Task details: The lines below should be written out again in full, exactly as they are.

Bounding box prediction data:

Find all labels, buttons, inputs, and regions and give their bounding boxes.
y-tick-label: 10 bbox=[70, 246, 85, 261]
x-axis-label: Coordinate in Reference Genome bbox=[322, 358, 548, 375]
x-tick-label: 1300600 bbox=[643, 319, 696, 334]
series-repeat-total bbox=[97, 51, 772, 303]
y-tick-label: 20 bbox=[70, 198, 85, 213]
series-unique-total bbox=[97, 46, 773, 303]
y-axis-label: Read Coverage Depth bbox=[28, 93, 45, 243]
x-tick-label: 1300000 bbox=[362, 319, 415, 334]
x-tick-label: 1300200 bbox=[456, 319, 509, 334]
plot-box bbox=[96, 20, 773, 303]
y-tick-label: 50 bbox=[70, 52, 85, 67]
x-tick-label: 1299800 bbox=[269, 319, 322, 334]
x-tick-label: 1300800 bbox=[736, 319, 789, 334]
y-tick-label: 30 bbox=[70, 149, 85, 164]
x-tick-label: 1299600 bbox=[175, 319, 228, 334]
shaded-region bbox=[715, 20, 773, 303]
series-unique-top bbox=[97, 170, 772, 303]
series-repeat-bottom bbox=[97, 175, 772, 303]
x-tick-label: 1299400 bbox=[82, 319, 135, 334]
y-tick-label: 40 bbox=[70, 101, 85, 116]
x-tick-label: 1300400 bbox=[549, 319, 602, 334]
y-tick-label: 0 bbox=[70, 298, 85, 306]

Result for this exercise:
Find all labels, buttons, inputs, and regions and give their bounding boxes.
y-tick-label: 10 bbox=[70, 246, 85, 261]
x-axis-label: Coordinate in Reference Genome bbox=[322, 358, 548, 375]
x-tick-label: 1300600 bbox=[643, 319, 696, 334]
series-repeat-total bbox=[97, 51, 772, 303]
y-tick-label: 20 bbox=[70, 198, 85, 213]
series-unique-total bbox=[97, 46, 773, 303]
y-axis-label: Read Coverage Depth bbox=[28, 93, 45, 243]
x-tick-label: 1300000 bbox=[362, 319, 415, 334]
x-tick-label: 1300200 bbox=[456, 319, 509, 334]
plot-box bbox=[96, 20, 773, 303]
y-tick-label: 50 bbox=[70, 52, 85, 67]
x-tick-label: 1299800 bbox=[269, 319, 322, 334]
x-tick-label: 1300800 bbox=[736, 319, 789, 334]
y-tick-label: 30 bbox=[70, 149, 85, 164]
x-tick-label: 1299600 bbox=[175, 319, 228, 334]
shaded-region bbox=[715, 20, 773, 303]
series-unique-top bbox=[97, 170, 772, 303]
series-repeat-bottom bbox=[97, 175, 772, 303]
x-tick-label: 1299400 bbox=[82, 319, 135, 334]
y-tick-label: 40 bbox=[70, 101, 85, 116]
x-tick-label: 1300400 bbox=[549, 319, 602, 334]
y-tick-label: 0 bbox=[70, 298, 85, 306]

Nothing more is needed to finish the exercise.